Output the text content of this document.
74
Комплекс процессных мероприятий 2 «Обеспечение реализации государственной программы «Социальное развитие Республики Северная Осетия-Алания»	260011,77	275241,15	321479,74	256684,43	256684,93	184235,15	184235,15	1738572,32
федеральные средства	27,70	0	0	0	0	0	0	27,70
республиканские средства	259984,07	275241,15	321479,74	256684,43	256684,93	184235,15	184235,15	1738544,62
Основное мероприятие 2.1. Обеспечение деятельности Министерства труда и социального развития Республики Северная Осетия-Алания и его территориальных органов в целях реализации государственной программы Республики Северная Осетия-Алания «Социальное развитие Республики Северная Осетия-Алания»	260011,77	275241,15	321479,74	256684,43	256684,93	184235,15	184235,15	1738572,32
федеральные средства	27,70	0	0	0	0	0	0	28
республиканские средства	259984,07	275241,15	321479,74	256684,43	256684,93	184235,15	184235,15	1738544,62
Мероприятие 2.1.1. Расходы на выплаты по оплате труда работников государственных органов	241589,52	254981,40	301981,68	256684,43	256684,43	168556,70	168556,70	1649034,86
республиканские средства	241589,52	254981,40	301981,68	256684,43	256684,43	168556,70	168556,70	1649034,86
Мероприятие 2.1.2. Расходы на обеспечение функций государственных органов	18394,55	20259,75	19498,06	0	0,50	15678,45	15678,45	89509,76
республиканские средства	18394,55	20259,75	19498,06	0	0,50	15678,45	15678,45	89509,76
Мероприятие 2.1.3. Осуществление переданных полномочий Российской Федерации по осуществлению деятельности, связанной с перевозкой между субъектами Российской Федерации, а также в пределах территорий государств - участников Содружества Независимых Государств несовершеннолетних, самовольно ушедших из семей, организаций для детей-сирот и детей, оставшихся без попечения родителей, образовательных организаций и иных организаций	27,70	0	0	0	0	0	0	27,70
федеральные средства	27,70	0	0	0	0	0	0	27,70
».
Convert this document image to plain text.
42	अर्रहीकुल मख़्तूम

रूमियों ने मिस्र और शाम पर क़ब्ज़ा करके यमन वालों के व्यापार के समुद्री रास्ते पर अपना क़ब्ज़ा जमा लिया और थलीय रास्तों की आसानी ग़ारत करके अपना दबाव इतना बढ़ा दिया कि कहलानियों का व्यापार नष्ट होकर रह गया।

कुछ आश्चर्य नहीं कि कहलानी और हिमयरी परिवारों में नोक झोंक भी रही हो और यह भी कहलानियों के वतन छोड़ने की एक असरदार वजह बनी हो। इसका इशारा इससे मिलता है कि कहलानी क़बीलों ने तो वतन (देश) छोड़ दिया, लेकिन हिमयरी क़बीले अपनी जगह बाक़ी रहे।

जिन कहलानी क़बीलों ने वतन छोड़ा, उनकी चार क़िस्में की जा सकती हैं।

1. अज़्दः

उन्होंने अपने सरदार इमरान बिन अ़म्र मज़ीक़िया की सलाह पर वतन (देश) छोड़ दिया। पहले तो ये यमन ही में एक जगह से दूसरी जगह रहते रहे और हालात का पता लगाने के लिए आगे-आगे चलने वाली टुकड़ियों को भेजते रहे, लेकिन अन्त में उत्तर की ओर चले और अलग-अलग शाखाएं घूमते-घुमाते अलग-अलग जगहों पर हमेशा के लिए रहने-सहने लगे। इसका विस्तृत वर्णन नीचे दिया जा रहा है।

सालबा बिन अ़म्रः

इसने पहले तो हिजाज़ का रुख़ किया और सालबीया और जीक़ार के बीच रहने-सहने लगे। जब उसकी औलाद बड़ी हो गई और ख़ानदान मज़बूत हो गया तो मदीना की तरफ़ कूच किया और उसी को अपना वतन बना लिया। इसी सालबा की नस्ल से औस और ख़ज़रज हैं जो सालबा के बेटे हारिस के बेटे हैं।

## [Task details]
Report each line in the preceding entries that holds the string "программы".

## [Output for this task]
Комплекс процессных мероприятий 2 «Обеспечение реализации государственной программы «Социальное развитие Республики Северная Осетия-Алания»	260011,77	275241,15	321479,74	256684,43	256684,93	184235,15	184235,15	1738572,32
Основное мероприятие 2.1. Обеспечение деятельности Министерства труда и социального развития Республики Северная Осетия-Алания и его территориальных органов в целях реализации государственной программы Республики Северная Осетия-Алания «Социальное развитие Республики Северная Осетия-Алания»	260011,77	275241,15	321479,74	256684,43	256684,93	184235,15	184235,15	1738572,32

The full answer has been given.